╭─ Supplied data

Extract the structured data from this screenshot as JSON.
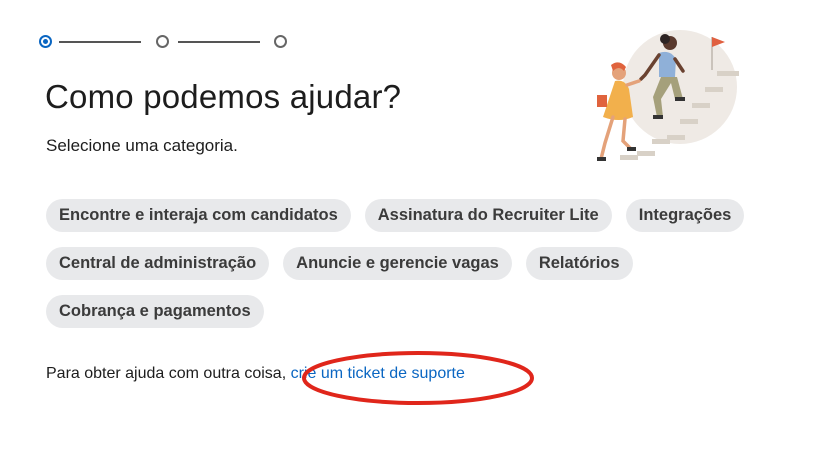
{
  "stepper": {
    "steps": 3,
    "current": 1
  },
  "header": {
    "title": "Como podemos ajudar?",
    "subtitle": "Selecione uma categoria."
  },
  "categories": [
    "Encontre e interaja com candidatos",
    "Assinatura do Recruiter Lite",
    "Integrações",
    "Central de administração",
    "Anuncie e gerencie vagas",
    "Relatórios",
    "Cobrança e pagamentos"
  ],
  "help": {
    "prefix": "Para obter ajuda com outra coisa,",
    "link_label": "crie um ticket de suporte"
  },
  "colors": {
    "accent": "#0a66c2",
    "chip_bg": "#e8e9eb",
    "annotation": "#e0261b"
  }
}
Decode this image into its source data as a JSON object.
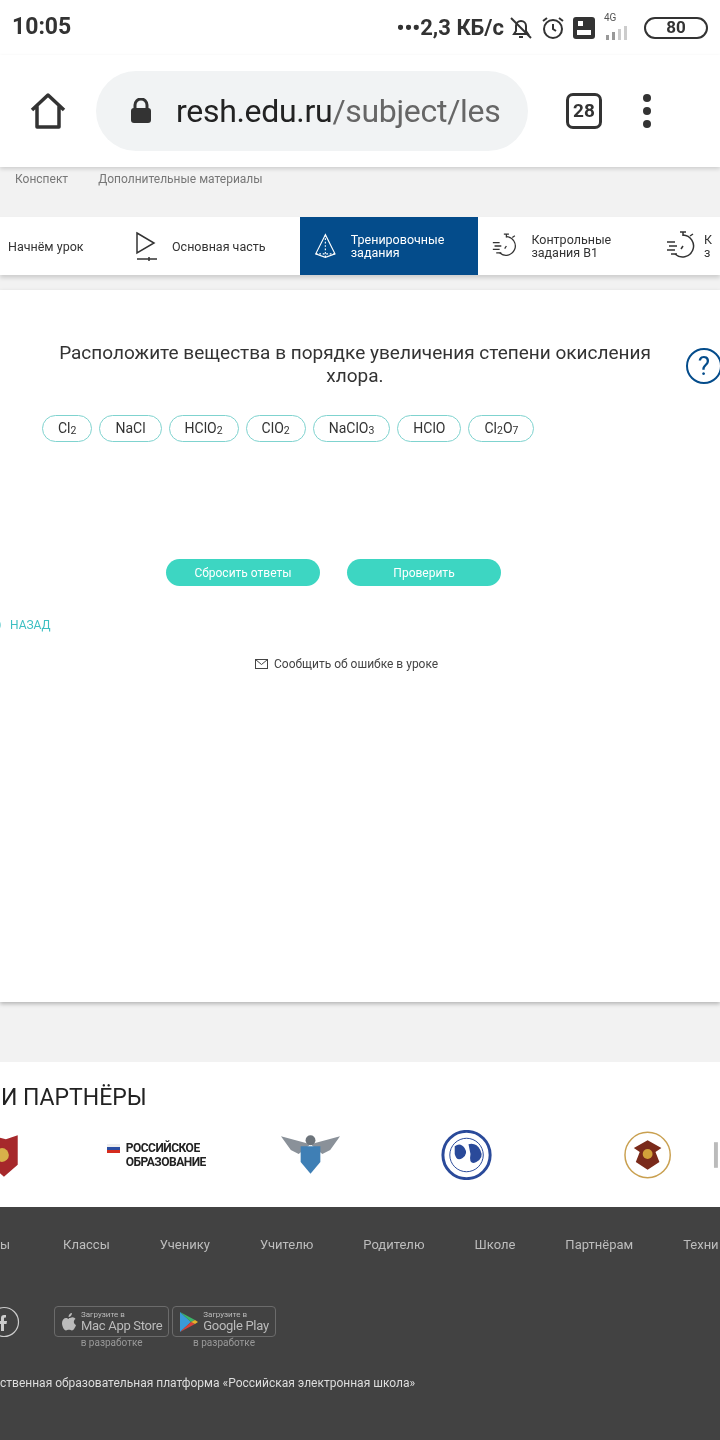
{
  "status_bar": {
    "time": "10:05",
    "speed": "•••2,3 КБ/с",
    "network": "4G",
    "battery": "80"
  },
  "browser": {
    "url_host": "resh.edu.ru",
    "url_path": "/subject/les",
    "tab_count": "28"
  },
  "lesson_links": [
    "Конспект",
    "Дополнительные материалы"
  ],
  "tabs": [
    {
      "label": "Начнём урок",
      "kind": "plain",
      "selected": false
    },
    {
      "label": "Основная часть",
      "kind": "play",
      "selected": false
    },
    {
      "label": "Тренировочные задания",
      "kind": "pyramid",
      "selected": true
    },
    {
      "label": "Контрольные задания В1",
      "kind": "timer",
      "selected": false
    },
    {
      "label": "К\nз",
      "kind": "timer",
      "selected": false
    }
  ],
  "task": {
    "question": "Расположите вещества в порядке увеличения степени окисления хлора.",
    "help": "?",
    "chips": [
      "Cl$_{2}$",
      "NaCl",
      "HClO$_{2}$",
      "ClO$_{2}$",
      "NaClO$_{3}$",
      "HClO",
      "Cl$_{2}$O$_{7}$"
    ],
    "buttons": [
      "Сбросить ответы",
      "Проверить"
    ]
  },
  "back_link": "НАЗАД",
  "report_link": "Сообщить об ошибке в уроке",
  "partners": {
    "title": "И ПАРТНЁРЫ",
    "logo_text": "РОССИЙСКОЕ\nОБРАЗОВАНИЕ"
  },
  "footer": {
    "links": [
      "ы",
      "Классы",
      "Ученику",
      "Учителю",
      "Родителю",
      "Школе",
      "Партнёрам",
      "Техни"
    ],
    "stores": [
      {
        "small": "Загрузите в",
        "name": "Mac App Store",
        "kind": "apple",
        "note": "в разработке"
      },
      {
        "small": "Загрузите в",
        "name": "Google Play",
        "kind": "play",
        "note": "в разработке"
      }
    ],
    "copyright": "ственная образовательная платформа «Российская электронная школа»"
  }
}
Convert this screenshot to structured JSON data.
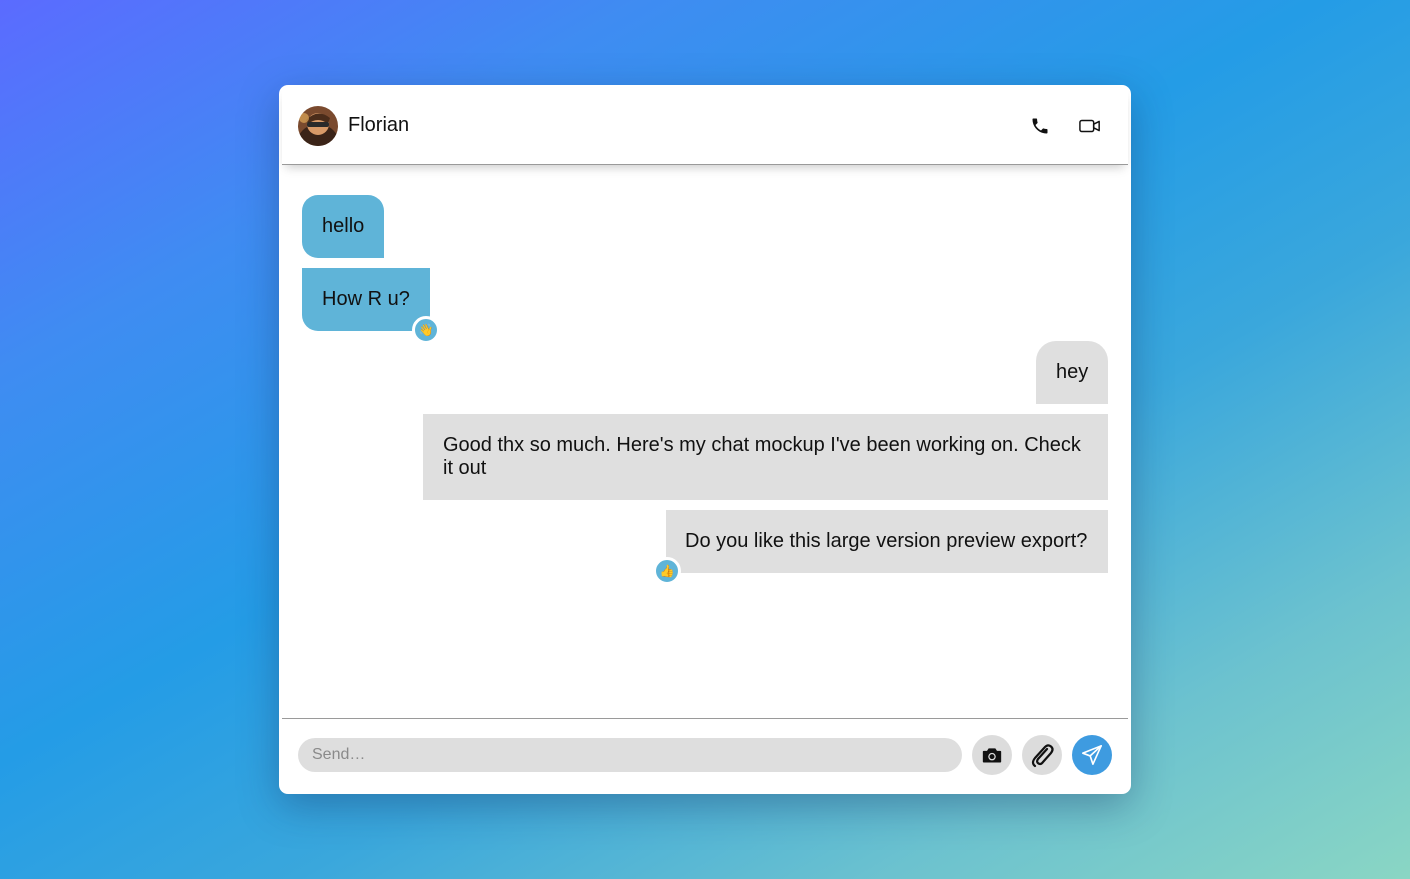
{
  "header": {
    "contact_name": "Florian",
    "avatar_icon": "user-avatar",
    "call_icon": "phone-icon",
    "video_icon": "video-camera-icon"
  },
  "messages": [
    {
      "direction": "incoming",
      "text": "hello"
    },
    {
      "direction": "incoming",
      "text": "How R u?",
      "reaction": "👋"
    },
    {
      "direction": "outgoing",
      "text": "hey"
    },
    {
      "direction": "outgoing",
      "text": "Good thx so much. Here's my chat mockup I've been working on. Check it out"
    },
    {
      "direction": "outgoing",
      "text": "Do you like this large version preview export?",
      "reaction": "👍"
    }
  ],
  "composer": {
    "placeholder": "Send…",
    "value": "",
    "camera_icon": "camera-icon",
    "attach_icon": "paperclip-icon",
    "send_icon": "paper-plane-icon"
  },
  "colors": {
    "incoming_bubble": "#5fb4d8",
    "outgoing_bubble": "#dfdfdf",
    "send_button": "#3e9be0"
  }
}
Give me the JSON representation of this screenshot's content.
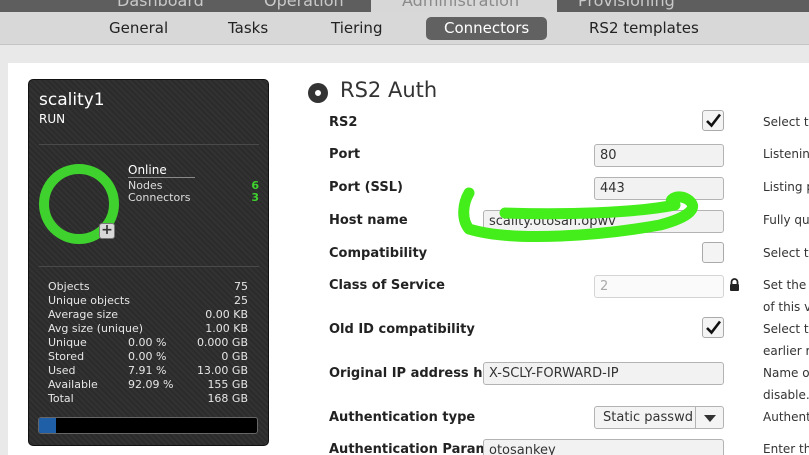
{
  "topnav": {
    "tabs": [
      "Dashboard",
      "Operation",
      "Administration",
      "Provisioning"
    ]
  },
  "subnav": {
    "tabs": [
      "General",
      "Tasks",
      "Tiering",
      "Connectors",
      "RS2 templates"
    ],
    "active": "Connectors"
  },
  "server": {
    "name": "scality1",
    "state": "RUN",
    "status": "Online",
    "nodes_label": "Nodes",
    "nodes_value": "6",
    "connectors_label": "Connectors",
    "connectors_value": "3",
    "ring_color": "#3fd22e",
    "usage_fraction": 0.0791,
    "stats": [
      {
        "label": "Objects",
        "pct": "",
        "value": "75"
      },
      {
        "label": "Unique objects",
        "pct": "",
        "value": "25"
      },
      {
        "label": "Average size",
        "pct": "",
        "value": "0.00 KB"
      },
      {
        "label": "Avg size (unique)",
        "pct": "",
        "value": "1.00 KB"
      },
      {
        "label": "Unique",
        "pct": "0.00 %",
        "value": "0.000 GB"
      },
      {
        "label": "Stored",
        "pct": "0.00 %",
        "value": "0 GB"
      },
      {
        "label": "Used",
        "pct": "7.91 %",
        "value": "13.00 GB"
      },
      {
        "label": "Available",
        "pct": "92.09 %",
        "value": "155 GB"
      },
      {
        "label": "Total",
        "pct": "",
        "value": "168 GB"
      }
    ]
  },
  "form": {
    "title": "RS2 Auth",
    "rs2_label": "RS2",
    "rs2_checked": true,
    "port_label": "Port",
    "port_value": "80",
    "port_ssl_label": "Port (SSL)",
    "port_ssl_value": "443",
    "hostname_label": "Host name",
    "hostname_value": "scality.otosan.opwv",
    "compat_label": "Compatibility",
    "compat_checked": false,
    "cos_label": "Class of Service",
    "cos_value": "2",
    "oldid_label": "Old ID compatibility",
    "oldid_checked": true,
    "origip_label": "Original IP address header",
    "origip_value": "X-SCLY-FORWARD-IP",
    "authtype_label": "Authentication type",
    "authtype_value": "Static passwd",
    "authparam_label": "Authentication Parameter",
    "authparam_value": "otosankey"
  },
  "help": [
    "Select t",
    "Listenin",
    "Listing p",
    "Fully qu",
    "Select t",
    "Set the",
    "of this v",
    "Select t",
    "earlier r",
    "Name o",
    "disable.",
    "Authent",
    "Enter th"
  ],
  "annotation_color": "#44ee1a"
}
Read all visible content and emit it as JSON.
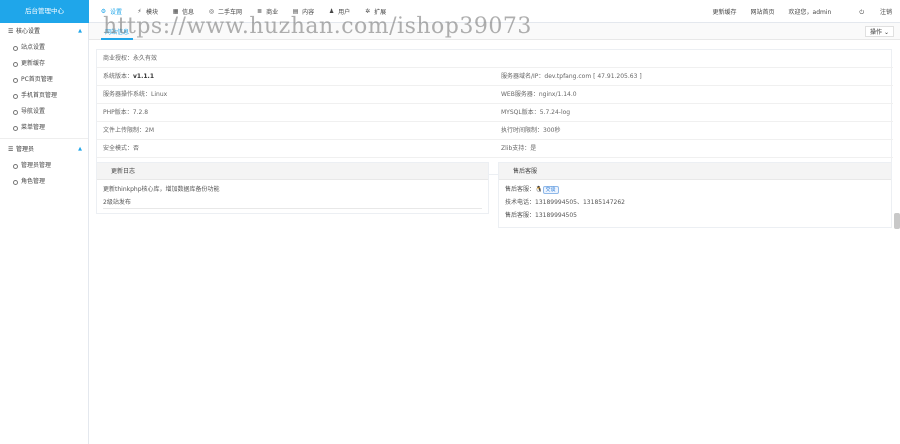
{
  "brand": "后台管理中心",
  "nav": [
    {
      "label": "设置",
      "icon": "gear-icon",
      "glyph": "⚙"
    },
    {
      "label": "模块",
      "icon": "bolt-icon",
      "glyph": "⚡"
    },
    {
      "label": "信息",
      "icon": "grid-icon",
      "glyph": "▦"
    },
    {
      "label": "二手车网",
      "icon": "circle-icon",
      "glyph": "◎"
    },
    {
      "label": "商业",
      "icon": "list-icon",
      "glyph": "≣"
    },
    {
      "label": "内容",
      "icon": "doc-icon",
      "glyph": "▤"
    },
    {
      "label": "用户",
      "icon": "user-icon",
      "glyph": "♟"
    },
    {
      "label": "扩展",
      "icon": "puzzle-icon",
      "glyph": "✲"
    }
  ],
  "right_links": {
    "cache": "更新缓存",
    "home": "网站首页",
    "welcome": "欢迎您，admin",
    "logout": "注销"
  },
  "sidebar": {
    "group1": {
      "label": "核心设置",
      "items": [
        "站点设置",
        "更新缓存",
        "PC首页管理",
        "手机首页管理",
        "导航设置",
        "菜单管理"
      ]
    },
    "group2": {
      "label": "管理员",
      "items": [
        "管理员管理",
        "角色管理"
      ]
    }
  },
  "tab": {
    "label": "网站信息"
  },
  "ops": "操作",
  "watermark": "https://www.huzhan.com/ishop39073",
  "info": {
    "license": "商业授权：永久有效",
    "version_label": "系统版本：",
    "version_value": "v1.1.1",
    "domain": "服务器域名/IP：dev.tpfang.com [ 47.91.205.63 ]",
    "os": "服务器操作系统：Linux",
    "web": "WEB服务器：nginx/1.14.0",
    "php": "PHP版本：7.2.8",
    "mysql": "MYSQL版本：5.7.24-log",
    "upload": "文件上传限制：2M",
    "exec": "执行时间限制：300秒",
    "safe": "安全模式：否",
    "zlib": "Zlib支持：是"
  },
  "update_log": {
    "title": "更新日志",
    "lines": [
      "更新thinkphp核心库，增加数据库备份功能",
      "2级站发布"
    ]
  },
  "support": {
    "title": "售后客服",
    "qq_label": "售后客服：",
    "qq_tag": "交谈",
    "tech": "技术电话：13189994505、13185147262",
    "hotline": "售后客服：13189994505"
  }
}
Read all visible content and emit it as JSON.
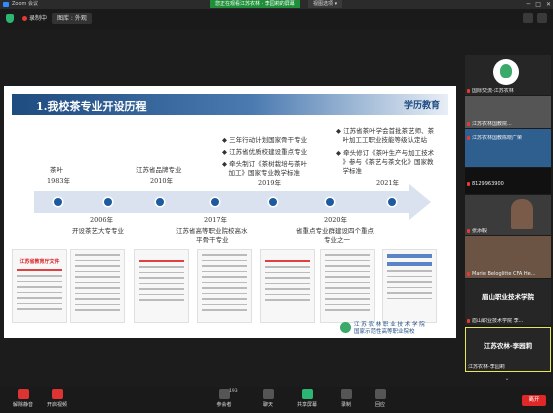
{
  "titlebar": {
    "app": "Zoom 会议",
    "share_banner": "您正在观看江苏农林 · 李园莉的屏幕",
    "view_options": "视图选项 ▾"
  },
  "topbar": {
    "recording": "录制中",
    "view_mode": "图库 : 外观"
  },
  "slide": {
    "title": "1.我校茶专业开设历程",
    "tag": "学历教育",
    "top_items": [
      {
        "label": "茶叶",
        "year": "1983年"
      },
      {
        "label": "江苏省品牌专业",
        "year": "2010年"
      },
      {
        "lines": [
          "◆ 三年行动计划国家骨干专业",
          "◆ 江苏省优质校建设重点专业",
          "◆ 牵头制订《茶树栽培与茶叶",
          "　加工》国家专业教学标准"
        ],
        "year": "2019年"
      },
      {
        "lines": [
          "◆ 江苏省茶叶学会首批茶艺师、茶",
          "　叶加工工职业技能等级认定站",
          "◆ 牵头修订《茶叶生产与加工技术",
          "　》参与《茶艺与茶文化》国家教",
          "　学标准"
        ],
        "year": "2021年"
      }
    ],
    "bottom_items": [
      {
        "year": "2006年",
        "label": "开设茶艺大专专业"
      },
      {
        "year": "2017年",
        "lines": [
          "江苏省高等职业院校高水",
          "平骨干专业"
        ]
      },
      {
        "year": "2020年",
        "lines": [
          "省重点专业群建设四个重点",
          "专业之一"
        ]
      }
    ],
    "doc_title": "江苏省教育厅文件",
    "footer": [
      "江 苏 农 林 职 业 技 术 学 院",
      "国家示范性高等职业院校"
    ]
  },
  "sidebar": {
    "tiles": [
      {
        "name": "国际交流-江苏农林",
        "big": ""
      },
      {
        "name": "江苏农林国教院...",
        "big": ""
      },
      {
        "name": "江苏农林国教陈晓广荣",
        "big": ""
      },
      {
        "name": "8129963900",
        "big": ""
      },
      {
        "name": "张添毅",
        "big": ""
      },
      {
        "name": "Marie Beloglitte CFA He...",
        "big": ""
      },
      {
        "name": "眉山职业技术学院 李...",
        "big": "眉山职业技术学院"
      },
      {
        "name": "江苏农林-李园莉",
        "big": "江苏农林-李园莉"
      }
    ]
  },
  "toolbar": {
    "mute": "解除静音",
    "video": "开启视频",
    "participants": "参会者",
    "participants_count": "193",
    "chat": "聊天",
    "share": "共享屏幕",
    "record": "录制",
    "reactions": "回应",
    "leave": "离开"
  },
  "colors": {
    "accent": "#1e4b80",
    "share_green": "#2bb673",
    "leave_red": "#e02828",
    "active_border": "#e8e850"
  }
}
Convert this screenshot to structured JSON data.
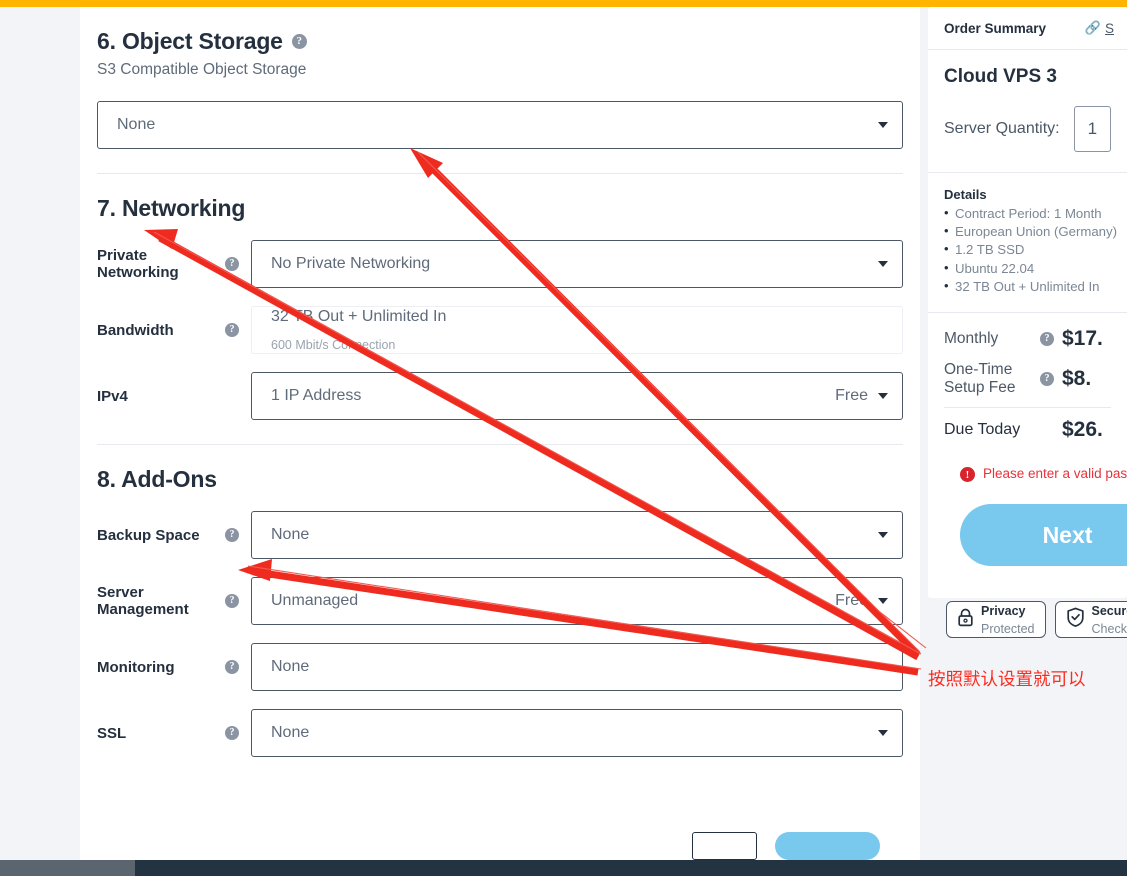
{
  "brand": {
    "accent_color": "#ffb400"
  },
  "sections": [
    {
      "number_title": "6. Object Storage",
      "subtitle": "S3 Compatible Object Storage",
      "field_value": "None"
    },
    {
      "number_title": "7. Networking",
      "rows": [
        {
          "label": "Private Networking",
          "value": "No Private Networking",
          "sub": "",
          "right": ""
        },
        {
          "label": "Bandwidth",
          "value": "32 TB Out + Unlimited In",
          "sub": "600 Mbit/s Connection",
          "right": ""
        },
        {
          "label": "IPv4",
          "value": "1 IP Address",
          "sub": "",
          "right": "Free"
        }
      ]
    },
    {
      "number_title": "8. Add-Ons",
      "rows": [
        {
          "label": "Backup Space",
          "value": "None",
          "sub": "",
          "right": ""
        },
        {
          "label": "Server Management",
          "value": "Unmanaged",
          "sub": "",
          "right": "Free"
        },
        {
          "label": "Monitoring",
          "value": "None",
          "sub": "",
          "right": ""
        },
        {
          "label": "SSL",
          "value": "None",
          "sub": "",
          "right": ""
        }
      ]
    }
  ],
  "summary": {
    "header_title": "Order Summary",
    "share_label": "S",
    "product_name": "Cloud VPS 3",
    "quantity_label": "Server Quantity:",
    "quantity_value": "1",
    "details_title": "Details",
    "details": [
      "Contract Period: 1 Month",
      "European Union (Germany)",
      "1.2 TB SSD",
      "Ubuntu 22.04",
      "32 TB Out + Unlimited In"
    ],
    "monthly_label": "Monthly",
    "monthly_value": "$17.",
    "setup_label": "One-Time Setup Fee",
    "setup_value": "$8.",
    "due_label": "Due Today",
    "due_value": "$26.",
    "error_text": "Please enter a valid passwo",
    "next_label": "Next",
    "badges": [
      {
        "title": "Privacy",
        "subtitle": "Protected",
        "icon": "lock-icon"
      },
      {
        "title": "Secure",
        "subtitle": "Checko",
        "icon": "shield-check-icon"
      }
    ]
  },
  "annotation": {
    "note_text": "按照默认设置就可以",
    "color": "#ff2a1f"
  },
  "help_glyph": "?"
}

╰─

* **Written problem**: Scan the material above. Return every line containing the string "JSON".

* **Final result**:
Extract the structured data from this screenshot as JSON.
Decode this image into its source data as a JSON object.
Convert this screenshot to structured JSON data.
Give me the JSON representation of this screenshot's content.
Read all visible content and emit it as JSON.
Read all visible content and emit it as JSON.
Convert this screenshot to structured JSON data.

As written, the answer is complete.